[Excerpts from a dataset]
Start of Block

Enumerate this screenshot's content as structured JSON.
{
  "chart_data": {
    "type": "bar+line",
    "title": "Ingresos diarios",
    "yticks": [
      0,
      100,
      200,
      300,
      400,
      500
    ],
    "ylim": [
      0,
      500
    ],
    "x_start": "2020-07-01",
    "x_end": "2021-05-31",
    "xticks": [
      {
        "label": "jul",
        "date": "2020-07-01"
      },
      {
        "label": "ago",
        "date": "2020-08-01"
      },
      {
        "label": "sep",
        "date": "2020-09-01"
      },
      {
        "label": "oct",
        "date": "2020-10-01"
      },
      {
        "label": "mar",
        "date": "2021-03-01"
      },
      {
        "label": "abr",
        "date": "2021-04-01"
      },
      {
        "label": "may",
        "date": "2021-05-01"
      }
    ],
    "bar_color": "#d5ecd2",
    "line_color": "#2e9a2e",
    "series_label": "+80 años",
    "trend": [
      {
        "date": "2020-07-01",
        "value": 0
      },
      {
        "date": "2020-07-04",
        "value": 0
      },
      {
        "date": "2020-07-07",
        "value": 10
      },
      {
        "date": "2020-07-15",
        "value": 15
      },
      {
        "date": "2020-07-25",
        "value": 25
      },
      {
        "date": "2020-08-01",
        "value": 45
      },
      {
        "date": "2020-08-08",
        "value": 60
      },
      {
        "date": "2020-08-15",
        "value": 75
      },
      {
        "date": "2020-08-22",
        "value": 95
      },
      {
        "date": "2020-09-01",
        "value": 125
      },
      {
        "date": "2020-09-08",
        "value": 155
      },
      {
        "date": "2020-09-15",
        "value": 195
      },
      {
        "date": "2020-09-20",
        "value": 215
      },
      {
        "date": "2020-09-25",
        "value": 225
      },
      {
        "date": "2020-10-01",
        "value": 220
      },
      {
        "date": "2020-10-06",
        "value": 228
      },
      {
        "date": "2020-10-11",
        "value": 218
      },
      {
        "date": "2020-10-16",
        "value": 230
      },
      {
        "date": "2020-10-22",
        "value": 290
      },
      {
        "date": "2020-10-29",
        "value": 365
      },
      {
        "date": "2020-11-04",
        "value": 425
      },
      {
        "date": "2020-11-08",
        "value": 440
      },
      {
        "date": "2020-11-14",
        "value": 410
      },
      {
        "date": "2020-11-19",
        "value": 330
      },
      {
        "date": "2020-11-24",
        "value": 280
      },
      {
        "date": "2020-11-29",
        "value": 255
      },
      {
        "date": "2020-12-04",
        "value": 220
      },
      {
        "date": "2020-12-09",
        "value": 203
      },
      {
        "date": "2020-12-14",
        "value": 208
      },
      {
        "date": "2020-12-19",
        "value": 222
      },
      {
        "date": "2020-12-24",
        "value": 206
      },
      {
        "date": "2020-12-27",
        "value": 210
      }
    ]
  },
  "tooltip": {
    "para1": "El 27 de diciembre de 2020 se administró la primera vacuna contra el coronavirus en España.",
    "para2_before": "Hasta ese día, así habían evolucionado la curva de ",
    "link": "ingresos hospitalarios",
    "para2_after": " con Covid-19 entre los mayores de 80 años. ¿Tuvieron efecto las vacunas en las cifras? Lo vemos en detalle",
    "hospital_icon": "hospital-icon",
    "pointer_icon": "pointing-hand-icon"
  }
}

End of Block

• _YOUR OBJECTIVE_:
For each line of the entries that includes "años", show that line.

• _RESPONSE TO THE TASK_:
    "series_label": "+80 años",
    "para2_after": " con Covid-19 entre los mayores de 80 años. ¿Tuvieron efecto las vacunas en las cifras? Lo vemos en detalle",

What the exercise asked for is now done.